→ **Exercise**: Report how many lines contain the word "left"; answer with the number only.

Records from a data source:
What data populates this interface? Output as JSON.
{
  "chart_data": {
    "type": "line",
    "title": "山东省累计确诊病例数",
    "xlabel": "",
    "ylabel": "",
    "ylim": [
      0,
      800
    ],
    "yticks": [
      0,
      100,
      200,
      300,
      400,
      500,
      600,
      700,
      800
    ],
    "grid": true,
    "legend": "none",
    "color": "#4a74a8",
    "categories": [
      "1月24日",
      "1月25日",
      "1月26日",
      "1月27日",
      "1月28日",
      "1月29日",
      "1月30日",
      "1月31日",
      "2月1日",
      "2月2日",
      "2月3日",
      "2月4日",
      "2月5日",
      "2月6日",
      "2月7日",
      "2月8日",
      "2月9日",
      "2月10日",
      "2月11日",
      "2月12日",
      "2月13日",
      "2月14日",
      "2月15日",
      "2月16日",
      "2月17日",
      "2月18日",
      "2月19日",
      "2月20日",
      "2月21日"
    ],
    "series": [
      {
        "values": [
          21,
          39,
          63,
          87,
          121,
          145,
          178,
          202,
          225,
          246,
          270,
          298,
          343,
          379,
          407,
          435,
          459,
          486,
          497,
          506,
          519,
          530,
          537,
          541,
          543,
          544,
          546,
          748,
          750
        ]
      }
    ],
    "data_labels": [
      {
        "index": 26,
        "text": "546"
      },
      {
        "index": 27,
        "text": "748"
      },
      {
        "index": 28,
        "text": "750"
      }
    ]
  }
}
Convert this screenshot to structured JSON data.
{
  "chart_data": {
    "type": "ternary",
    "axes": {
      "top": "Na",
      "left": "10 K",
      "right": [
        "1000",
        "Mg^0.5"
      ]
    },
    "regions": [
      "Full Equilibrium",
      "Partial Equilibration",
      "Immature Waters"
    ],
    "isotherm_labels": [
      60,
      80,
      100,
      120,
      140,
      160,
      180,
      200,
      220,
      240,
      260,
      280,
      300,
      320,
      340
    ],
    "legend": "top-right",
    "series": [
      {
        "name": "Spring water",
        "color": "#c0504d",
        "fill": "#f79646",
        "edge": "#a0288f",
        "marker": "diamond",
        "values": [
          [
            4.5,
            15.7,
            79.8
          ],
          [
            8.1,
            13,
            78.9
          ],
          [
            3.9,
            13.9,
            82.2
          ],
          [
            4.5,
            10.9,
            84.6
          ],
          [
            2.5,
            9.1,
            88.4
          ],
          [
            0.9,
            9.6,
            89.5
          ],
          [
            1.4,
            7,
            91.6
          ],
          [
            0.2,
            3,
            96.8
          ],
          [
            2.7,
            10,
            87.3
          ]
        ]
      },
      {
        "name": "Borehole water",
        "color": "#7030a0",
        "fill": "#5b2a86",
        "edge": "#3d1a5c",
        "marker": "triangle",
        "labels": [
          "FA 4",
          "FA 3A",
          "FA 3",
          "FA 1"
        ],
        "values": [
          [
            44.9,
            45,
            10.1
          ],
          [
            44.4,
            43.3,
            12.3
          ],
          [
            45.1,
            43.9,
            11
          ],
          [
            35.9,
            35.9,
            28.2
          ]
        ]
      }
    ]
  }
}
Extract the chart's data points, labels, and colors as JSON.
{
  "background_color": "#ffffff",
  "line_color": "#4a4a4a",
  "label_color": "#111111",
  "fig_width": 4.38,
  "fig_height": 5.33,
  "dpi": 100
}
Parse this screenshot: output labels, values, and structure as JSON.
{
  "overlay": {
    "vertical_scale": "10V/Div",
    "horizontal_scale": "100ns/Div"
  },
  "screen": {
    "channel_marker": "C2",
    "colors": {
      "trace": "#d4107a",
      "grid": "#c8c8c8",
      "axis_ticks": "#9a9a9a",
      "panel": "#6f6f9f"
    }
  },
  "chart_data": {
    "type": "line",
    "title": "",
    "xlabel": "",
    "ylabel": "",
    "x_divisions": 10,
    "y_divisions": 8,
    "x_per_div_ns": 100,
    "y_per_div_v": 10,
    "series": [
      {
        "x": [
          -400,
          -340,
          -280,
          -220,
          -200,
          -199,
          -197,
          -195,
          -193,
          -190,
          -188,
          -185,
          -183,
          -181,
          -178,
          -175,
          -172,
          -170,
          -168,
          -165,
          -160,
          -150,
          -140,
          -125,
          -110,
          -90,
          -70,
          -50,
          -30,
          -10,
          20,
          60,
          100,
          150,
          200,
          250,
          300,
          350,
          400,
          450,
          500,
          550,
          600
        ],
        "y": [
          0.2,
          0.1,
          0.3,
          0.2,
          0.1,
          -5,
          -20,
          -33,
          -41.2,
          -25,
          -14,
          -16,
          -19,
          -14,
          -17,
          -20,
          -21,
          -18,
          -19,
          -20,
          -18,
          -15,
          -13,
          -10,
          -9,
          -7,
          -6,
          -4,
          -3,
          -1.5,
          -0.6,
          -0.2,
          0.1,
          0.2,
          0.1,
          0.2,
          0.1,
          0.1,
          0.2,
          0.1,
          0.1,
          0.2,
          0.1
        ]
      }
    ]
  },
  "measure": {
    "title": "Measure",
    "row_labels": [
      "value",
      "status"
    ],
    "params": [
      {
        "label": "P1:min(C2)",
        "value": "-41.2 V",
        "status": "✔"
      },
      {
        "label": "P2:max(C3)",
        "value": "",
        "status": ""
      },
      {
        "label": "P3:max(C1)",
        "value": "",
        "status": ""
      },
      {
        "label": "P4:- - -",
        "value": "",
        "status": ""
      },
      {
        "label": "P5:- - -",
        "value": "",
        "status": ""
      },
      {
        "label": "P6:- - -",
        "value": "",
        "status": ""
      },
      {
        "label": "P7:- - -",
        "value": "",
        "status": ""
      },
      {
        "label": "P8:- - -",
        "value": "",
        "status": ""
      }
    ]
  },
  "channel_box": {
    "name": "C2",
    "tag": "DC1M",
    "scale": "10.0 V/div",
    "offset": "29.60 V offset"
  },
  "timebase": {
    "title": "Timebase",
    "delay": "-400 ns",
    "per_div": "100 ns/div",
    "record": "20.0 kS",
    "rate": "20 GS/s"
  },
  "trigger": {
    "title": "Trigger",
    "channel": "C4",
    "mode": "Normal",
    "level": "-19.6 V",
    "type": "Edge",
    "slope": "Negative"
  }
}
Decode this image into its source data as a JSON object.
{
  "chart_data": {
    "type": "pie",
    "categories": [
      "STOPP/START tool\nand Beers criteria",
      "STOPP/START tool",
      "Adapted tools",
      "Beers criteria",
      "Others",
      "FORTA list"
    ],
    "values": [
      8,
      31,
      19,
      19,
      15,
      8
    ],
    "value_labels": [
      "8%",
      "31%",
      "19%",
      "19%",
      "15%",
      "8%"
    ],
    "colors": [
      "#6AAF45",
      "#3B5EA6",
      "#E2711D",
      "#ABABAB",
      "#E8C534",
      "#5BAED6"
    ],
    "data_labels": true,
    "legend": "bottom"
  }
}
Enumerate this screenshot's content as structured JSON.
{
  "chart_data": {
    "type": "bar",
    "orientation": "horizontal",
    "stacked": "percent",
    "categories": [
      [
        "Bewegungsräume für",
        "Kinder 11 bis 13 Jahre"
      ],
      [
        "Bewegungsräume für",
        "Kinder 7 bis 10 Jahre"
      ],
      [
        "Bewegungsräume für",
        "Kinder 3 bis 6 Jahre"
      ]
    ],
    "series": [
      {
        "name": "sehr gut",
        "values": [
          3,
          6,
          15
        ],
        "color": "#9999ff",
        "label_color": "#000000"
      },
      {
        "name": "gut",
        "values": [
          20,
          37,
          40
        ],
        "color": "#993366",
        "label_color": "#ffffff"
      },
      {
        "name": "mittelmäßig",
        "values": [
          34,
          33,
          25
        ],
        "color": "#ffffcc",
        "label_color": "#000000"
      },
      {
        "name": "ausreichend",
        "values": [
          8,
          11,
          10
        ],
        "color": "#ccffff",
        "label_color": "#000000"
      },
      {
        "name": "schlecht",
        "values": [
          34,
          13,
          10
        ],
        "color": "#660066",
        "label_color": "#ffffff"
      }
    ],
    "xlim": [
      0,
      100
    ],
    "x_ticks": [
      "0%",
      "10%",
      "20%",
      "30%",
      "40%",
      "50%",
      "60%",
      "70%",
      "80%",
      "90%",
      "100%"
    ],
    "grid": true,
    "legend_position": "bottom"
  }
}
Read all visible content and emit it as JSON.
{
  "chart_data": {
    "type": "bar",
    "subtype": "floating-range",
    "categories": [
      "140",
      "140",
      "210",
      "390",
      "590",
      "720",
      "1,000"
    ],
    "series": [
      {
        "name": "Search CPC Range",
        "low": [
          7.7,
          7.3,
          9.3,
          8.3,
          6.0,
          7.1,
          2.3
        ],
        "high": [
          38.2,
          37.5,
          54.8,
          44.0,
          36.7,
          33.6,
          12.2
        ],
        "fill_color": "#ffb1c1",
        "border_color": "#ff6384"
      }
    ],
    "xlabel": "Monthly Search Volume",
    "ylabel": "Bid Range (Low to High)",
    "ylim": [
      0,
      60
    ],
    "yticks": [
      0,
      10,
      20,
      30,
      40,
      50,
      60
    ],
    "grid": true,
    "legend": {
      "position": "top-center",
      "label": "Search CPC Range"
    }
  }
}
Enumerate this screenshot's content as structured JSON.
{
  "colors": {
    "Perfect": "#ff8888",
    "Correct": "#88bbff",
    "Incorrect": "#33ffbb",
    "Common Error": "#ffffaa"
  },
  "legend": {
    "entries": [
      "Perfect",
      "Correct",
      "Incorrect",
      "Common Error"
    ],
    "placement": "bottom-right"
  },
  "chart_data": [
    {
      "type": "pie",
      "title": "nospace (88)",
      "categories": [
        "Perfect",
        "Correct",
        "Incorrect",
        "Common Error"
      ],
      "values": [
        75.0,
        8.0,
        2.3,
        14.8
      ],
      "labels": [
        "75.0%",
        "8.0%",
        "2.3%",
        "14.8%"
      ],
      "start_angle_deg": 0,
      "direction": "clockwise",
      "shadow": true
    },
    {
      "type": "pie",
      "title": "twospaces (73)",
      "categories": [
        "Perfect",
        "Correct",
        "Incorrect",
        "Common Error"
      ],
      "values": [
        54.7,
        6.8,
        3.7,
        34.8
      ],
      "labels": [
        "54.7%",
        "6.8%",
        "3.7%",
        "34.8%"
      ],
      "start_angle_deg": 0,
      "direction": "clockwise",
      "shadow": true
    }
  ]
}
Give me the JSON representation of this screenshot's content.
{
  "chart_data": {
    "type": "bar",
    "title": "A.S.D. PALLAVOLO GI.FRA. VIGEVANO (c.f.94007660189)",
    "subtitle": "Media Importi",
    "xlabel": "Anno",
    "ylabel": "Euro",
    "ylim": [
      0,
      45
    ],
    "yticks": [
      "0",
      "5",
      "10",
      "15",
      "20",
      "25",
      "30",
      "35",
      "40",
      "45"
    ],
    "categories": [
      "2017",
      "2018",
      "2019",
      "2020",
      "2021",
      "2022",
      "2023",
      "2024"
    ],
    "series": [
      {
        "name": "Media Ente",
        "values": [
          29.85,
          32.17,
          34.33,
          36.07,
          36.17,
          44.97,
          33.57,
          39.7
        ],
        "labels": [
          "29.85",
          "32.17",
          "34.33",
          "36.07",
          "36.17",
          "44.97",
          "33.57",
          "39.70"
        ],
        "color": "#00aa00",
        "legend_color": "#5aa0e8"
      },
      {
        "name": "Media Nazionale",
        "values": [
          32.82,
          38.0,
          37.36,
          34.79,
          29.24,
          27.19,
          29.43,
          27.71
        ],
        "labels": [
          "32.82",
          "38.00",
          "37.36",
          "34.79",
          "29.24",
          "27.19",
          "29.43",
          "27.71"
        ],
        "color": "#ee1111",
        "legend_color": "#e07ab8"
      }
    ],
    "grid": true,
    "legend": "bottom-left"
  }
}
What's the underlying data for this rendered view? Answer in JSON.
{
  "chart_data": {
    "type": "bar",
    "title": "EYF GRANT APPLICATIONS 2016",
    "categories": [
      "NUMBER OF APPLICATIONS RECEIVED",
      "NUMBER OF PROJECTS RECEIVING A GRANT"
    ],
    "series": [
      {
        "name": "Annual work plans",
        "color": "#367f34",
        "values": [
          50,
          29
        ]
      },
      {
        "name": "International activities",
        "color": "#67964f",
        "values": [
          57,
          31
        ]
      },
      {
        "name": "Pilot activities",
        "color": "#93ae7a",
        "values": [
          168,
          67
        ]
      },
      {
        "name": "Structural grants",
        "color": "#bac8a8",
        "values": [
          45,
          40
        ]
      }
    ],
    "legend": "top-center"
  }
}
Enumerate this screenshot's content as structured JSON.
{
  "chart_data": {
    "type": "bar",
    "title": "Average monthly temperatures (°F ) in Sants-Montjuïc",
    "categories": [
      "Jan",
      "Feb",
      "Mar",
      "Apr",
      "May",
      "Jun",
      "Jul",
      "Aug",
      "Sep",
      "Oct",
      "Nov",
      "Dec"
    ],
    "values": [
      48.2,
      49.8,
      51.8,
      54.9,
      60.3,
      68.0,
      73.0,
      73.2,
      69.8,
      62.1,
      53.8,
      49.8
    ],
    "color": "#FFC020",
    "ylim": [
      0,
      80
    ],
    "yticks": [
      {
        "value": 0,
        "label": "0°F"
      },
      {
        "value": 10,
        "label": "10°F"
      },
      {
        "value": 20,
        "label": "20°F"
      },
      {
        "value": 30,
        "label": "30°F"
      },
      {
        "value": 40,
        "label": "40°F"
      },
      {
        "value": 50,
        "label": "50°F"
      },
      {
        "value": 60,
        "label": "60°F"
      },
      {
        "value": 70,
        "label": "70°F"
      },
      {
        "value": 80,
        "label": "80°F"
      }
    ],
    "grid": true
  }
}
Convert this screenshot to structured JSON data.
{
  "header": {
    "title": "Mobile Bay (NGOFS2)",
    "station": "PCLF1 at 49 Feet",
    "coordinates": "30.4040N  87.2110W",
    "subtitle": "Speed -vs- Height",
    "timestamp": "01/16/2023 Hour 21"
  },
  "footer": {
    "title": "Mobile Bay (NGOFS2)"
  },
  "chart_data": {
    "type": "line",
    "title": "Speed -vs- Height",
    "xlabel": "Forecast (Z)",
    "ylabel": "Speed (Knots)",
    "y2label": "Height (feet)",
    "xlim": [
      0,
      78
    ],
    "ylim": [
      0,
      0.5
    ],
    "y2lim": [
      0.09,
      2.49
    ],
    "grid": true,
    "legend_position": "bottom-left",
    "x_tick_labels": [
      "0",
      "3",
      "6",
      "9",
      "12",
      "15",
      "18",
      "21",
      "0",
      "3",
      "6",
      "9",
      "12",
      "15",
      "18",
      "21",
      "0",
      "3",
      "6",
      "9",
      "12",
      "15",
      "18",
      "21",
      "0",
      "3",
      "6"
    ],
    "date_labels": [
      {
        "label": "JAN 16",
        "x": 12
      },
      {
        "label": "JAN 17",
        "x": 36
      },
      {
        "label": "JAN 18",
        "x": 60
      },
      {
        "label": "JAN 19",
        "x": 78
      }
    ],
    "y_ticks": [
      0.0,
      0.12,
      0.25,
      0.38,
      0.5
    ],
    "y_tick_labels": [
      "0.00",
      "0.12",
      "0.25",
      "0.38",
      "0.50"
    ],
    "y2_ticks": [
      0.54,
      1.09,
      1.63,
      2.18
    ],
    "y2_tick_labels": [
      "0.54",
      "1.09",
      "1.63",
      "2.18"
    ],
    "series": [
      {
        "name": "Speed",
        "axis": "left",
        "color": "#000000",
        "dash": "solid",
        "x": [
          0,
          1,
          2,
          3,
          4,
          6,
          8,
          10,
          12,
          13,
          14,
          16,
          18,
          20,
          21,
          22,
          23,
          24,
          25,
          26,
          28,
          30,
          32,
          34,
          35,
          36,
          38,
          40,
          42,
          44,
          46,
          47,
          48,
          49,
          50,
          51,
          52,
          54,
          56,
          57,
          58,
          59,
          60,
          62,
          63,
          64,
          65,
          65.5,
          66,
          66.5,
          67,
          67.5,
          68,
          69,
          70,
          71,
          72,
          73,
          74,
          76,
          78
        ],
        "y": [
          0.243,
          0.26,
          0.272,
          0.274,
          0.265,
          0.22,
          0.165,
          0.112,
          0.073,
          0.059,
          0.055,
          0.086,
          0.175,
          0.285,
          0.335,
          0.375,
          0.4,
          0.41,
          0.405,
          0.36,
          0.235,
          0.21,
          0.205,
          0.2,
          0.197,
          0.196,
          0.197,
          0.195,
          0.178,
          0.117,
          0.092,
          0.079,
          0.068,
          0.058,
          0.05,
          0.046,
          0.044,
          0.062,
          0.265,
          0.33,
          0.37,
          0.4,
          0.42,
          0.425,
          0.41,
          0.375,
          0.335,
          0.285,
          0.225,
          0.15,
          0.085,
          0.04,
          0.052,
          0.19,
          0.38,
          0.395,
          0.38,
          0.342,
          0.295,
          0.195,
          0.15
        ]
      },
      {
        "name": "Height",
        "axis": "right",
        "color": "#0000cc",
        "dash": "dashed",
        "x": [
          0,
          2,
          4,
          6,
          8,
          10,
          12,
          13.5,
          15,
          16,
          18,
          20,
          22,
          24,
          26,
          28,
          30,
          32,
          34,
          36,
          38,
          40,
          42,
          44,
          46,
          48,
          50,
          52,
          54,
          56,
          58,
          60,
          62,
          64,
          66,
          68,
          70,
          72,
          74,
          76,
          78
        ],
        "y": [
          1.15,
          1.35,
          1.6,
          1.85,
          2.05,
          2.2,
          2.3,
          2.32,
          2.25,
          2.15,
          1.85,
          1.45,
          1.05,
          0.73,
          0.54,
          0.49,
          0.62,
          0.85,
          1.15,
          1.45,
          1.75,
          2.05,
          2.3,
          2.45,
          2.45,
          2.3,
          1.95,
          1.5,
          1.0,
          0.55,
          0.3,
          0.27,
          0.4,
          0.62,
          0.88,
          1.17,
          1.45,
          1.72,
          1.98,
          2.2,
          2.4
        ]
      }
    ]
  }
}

→ **Full solution**: 4